— start of SUPPLIED MATERIAL —
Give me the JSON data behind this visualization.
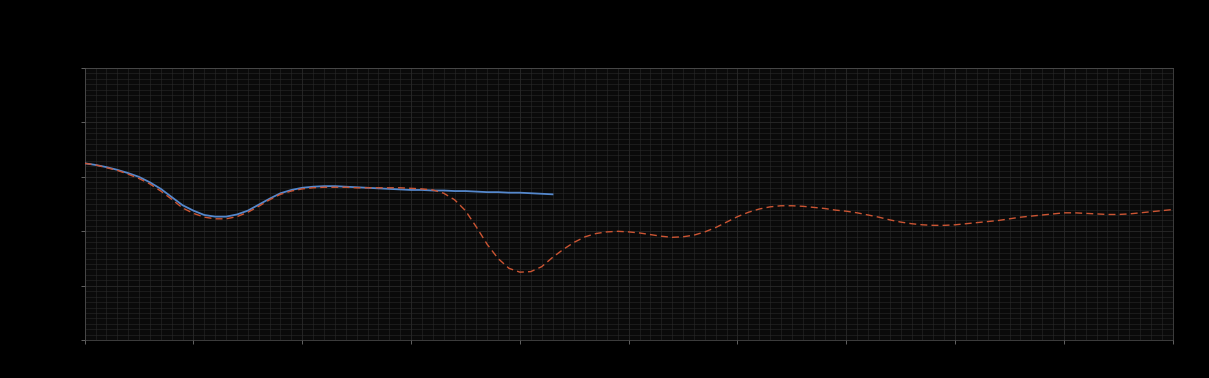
{
  "background_color": "#000000",
  "plot_bg_color": "#0a0a0a",
  "grid_color": "#2a2a2a",
  "text_color": "#888888",
  "spine_color": "#555555",
  "fig_width": 12.09,
  "fig_height": 3.78,
  "dpi": 100,
  "legend_colors": [
    "#5588cc",
    "#cc5533"
  ],
  "ylim": [
    0,
    5
  ],
  "xlim": [
    0,
    100
  ],
  "ytick_positions": [
    0,
    1,
    2,
    3,
    4,
    5
  ],
  "xtick_count": 11,
  "blue_x": [
    0,
    1,
    2,
    3,
    4,
    5,
    6,
    7,
    8,
    9,
    10,
    11,
    12,
    13,
    14,
    15,
    16,
    17,
    18,
    19,
    20,
    21,
    22,
    23,
    24,
    25,
    26,
    27,
    28,
    29,
    30,
    31,
    32,
    33,
    34,
    35,
    36,
    37,
    38,
    39,
    40,
    41,
    42,
    43
  ],
  "blue_y": [
    3.25,
    3.22,
    3.18,
    3.13,
    3.07,
    3.0,
    2.9,
    2.78,
    2.63,
    2.48,
    2.38,
    2.3,
    2.27,
    2.27,
    2.31,
    2.38,
    2.49,
    2.6,
    2.7,
    2.76,
    2.8,
    2.82,
    2.83,
    2.83,
    2.82,
    2.81,
    2.8,
    2.79,
    2.78,
    2.77,
    2.76,
    2.76,
    2.75,
    2.75,
    2.74,
    2.74,
    2.73,
    2.72,
    2.72,
    2.71,
    2.71,
    2.7,
    2.69,
    2.68
  ],
  "red_x": [
    0,
    1,
    2,
    3,
    4,
    5,
    6,
    7,
    8,
    9,
    10,
    11,
    12,
    13,
    14,
    15,
    16,
    17,
    18,
    19,
    20,
    21,
    22,
    23,
    24,
    25,
    26,
    27,
    28,
    29,
    30,
    31,
    32,
    33,
    34,
    35,
    36,
    37,
    38,
    39,
    40,
    41,
    42,
    43,
    44,
    45,
    46,
    47,
    48,
    49,
    50,
    51,
    52,
    53,
    54,
    55,
    56,
    57,
    58,
    59,
    60,
    61,
    62,
    63,
    64,
    65,
    66,
    67,
    68,
    69,
    70,
    71,
    72,
    73,
    74,
    75,
    76,
    77,
    78,
    79,
    80,
    81,
    82,
    83,
    84,
    85,
    86,
    87,
    88,
    89,
    90,
    91,
    92,
    93,
    94,
    95,
    96,
    97,
    98,
    99,
    100
  ],
  "red_y": [
    3.25,
    3.22,
    3.17,
    3.12,
    3.05,
    2.97,
    2.87,
    2.74,
    2.59,
    2.43,
    2.33,
    2.26,
    2.23,
    2.23,
    2.27,
    2.35,
    2.46,
    2.58,
    2.68,
    2.74,
    2.78,
    2.8,
    2.81,
    2.81,
    2.81,
    2.8,
    2.8,
    2.8,
    2.8,
    2.8,
    2.79,
    2.78,
    2.76,
    2.7,
    2.58,
    2.38,
    2.08,
    1.76,
    1.5,
    1.32,
    1.25,
    1.26,
    1.35,
    1.52,
    1.67,
    1.8,
    1.9,
    1.96,
    1.99,
    2.0,
    1.99,
    1.97,
    1.94,
    1.91,
    1.89,
    1.9,
    1.93,
    1.99,
    2.07,
    2.17,
    2.27,
    2.35,
    2.41,
    2.45,
    2.47,
    2.47,
    2.46,
    2.44,
    2.42,
    2.39,
    2.37,
    2.34,
    2.3,
    2.26,
    2.21,
    2.17,
    2.14,
    2.12,
    2.11,
    2.11,
    2.12,
    2.14,
    2.16,
    2.18,
    2.2,
    2.23,
    2.26,
    2.28,
    2.3,
    2.32,
    2.34,
    2.34,
    2.33,
    2.32,
    2.31,
    2.31,
    2.32,
    2.34,
    2.36,
    2.38,
    2.4
  ]
}
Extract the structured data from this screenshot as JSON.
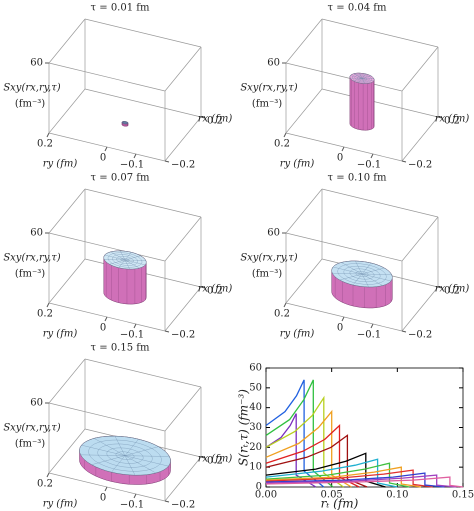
— end of SUPPLIED MATERIAL —
**TASK OBJECTIVE:** Write out the records above exactly as they appear, leaving out any pictures.

**THE RESPONSE:**
Give me the JSON data behind this visualization.
{
  "background_color": "#000000",
  "plot_bg_color": "#0a0a0a",
  "grid_color": "#2a2a2a",
  "text_color": "#888888",
  "spine_color": "#555555",
  "fig_width": 12.09,
  "fig_height": 3.78,
  "dpi": 100,
  "legend_colors": [
    "#5588cc",
    "#cc5533"
  ],
  "ylim": [
    0,
    5
  ],
  "xlim": [
    0,
    100
  ],
  "ytick_positions": [
    0,
    1,
    2,
    3,
    4,
    5
  ],
  "xtick_count": 11,
  "blue_x": [
    0,
    1,
    2,
    3,
    4,
    5,
    6,
    7,
    8,
    9,
    10,
    11,
    12,
    13,
    14,
    15,
    16,
    17,
    18,
    19,
    20,
    21,
    22,
    23,
    24,
    25,
    26,
    27,
    28,
    29,
    30,
    31,
    32,
    33,
    34,
    35,
    36,
    37,
    38,
    39,
    40,
    41,
    42,
    43
  ],
  "blue_y": [
    3.25,
    3.22,
    3.18,
    3.13,
    3.07,
    3.0,
    2.9,
    2.78,
    2.63,
    2.48,
    2.38,
    2.3,
    2.27,
    2.27,
    2.31,
    2.38,
    2.49,
    2.6,
    2.7,
    2.76,
    2.8,
    2.82,
    2.83,
    2.83,
    2.82,
    2.81,
    2.8,
    2.79,
    2.78,
    2.77,
    2.76,
    2.76,
    2.75,
    2.75,
    2.74,
    2.74,
    2.73,
    2.72,
    2.72,
    2.71,
    2.71,
    2.7,
    2.69,
    2.68
  ],
  "red_x": [
    0,
    1,
    2,
    3,
    4,
    5,
    6,
    7,
    8,
    9,
    10,
    11,
    12,
    13,
    14,
    15,
    16,
    17,
    18,
    19,
    20,
    21,
    22,
    23,
    24,
    25,
    26,
    27,
    28,
    29,
    30,
    31,
    32,
    33,
    34,
    35,
    36,
    37,
    38,
    39,
    40,
    41,
    42,
    43,
    44,
    45,
    46,
    47,
    48,
    49,
    50,
    51,
    52,
    53,
    54,
    55,
    56,
    57,
    58,
    59,
    60,
    61,
    62,
    63,
    64,
    65,
    66,
    67,
    68,
    69,
    70,
    71,
    72,
    73,
    74,
    75,
    76,
    77,
    78,
    79,
    80,
    81,
    82,
    83,
    84,
    85,
    86,
    87,
    88,
    89,
    90,
    91,
    92,
    93,
    94,
    95,
    96,
    97,
    98,
    99,
    100
  ],
  "red_y": [
    3.25,
    3.22,
    3.17,
    3.12,
    3.05,
    2.97,
    2.87,
    2.74,
    2.59,
    2.43,
    2.33,
    2.26,
    2.23,
    2.23,
    2.27,
    2.35,
    2.46,
    2.58,
    2.68,
    2.74,
    2.78,
    2.8,
    2.81,
    2.81,
    2.81,
    2.8,
    2.8,
    2.8,
    2.8,
    2.8,
    2.79,
    2.78,
    2.76,
    2.7,
    2.58,
    2.38,
    2.08,
    1.76,
    1.5,
    1.32,
    1.25,
    1.26,
    1.35,
    1.52,
    1.67,
    1.8,
    1.9,
    1.96,
    1.99,
    2.0,
    1.99,
    1.97,
    1.94,
    1.91,
    1.89,
    1.9,
    1.93,
    1.99,
    2.07,
    2.17,
    2.27,
    2.35,
    2.41,
    2.45,
    2.47,
    2.47,
    2.46,
    2.44,
    2.42,
    2.39,
    2.37,
    2.34,
    2.3,
    2.26,
    2.21,
    2.17,
    2.14,
    2.12,
    2.11,
    2.11,
    2.12,
    2.14,
    2.16,
    2.18,
    2.2,
    2.23,
    2.26,
    2.28,
    2.3,
    2.32,
    2.34,
    2.34,
    2.33,
    2.32,
    2.31,
    2.31,
    2.32,
    2.34,
    2.36,
    2.38,
    2.4
  ]
}
Extract the structured data from this screenshot as JSON.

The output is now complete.